EXERCISE AIM:
Every entry that follows should be repeated exactly; drop the images.

─── MATERIAL PROVIDED ───

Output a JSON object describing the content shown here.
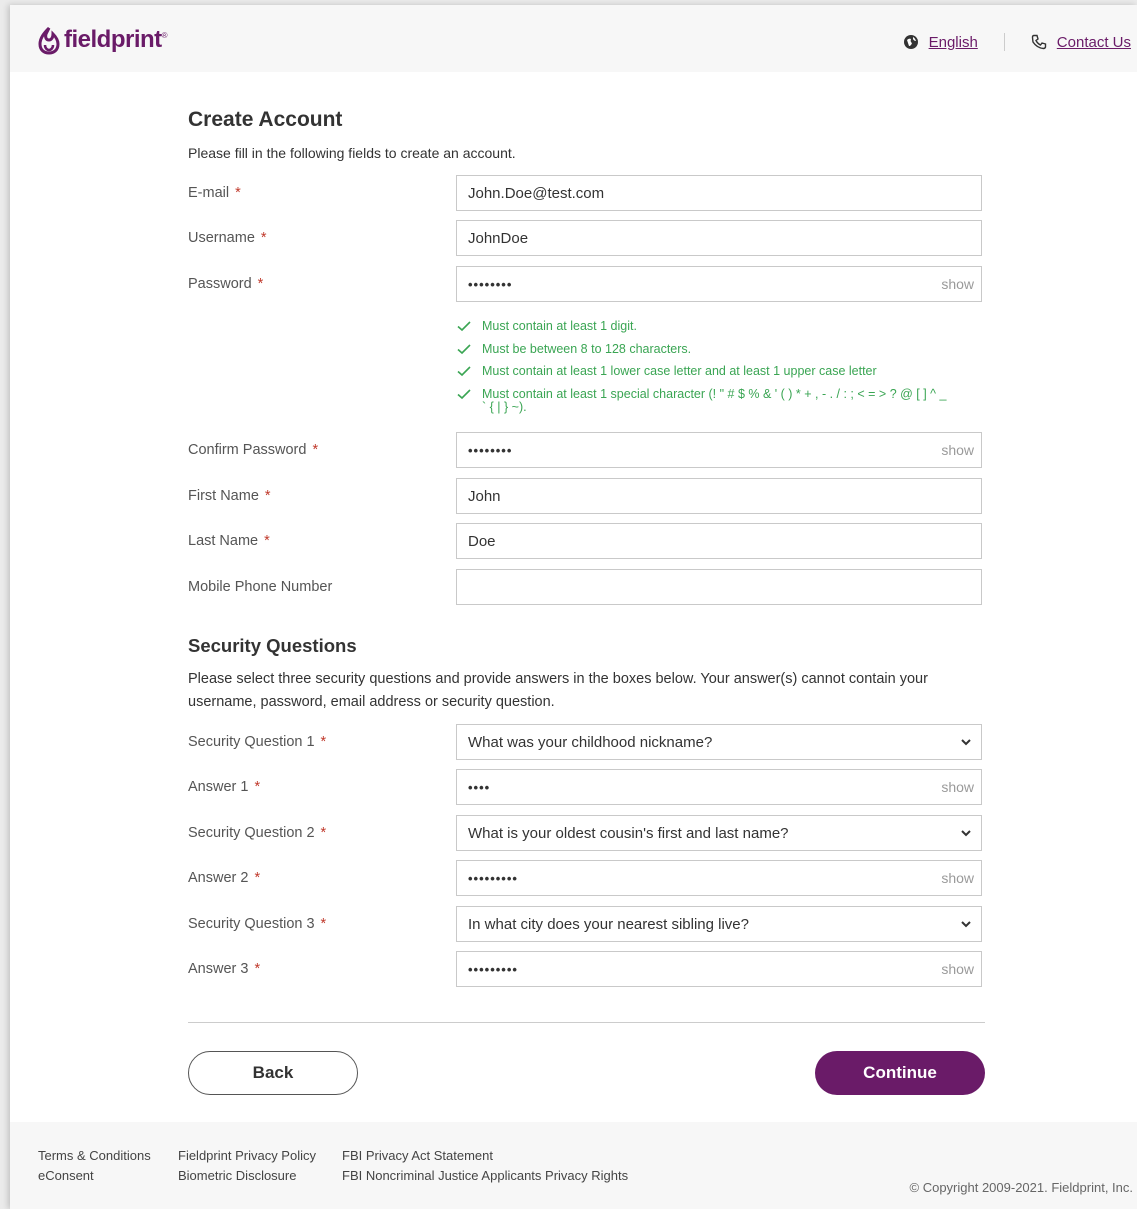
{
  "header": {
    "brand": "fieldprint",
    "trademark": "®",
    "language_label": "English",
    "contact_label": "Contact Us"
  },
  "form": {
    "title": "Create Account",
    "subtitle": "Please fill in the following fields to create an account.",
    "show_label": "show",
    "required_mark": "*",
    "email": {
      "label": "E-mail",
      "value": "John.Doe@test.com"
    },
    "username": {
      "label": "Username",
      "value": "JohnDoe"
    },
    "password": {
      "label": "Password",
      "value": "••••••••"
    },
    "password_requirements": [
      "Must contain at least 1 digit.",
      "Must be between 8 to 128 characters.",
      "Must contain at least 1 lower case letter and at least 1 upper case letter",
      "Must contain at least 1 special character (! \" # $ % & ' ( ) * + , - . / : ; < = > ? @ [ ] ^ _"
    ],
    "password_requirements_continuation": "` { | } ~).",
    "confirm_password": {
      "label": "Confirm Password",
      "value": "••••••••"
    },
    "first_name": {
      "label": "First Name",
      "value": "John"
    },
    "last_name": {
      "label": "Last Name",
      "value": "Doe"
    },
    "mobile_phone": {
      "label": "Mobile Phone Number",
      "value": ""
    }
  },
  "security": {
    "title": "Security Questions",
    "description": "Please select three security questions and provide answers in the boxes below. Your answer(s) cannot contain your username, password, email address or security question.",
    "q1": {
      "label": "Security Question 1",
      "value": "What was your childhood nickname?"
    },
    "a1": {
      "label": "Answer 1",
      "value": "••••"
    },
    "q2": {
      "label": "Security Question 2",
      "value": "What is your oldest cousin's first and last name?"
    },
    "a2": {
      "label": "Answer 2",
      "value": "•••••••••"
    },
    "q3": {
      "label": "Security Question 3",
      "value": "In what city does your nearest sibling live?"
    },
    "a3": {
      "label": "Answer 3",
      "value": "•••••••••"
    }
  },
  "buttons": {
    "back": "Back",
    "continue": "Continue"
  },
  "footer": {
    "col1": [
      "Terms & Conditions",
      "eConsent"
    ],
    "col2": [
      "Fieldprint Privacy Policy",
      "Biometric Disclosure"
    ],
    "col3": [
      "FBI Privacy Act Statement",
      "FBI Noncriminal Justice Applicants Privacy Rights"
    ],
    "copyright": "© Copyright 2009-2021. Fieldprint, Inc."
  },
  "colors": {
    "brand": "#6a1b68",
    "success": "#3aa553",
    "required": "#c0392b"
  }
}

───

ANSWER TO THIS TASK:
Output a JSON object describing the content shown here.
{
  "header": {
    "brand": "fieldprint",
    "trademark": "®",
    "language_label": "English",
    "contact_label": "Contact Us"
  },
  "form": {
    "title": "Create Account",
    "subtitle": "Please fill in the following fields to create an account.",
    "show_label": "show",
    "required_mark": "*",
    "email": {
      "label": "E-mail",
      "value": "John.Doe@test.com"
    },
    "username": {
      "label": "Username",
      "value": "JohnDoe"
    },
    "password": {
      "label": "Password",
      "value": "••••••••"
    },
    "password_requirements": [
      "Must contain at least 1 digit.",
      "Must be between 8 to 128 characters.",
      "Must contain at least 1 lower case letter and at least 1 upper case letter",
      "Must contain at least 1 special character (! \" # $ % & ' ( ) * + , - . / : ; < = > ? @ [ ] ^ _"
    ],
    "password_requirements_continuation": "` { | } ~).",
    "confirm_password": {
      "label": "Confirm Password",
      "value": "••••••••"
    },
    "first_name": {
      "label": "First Name",
      "value": "John"
    },
    "last_name": {
      "label": "Last Name",
      "value": "Doe"
    },
    "mobile_phone": {
      "label": "Mobile Phone Number",
      "value": ""
    }
  },
  "security": {
    "title": "Security Questions",
    "description": "Please select three security questions and provide answers in the boxes below. Your answer(s) cannot contain your username, password, email address or security question.",
    "q1": {
      "label": "Security Question 1",
      "value": "What was your childhood nickname?"
    },
    "a1": {
      "label": "Answer 1",
      "value": "••••"
    },
    "q2": {
      "label": "Security Question 2",
      "value": "What is your oldest cousin's first and last name?"
    },
    "a2": {
      "label": "Answer 2",
      "value": "•••••••••"
    },
    "q3": {
      "label": "Security Question 3",
      "value": "In what city does your nearest sibling live?"
    },
    "a3": {
      "label": "Answer 3",
      "value": "•••••••••"
    }
  },
  "buttons": {
    "back": "Back",
    "continue": "Continue"
  },
  "footer": {
    "col1": [
      "Terms & Conditions",
      "eConsent"
    ],
    "col2": [
      "Fieldprint Privacy Policy",
      "Biometric Disclosure"
    ],
    "col3": [
      "FBI Privacy Act Statement",
      "FBI Noncriminal Justice Applicants Privacy Rights"
    ],
    "copyright": "© Copyright 2009-2021. Fieldprint, Inc."
  },
  "colors": {
    "brand": "#6a1b68",
    "success": "#3aa553",
    "required": "#c0392b"
  }
}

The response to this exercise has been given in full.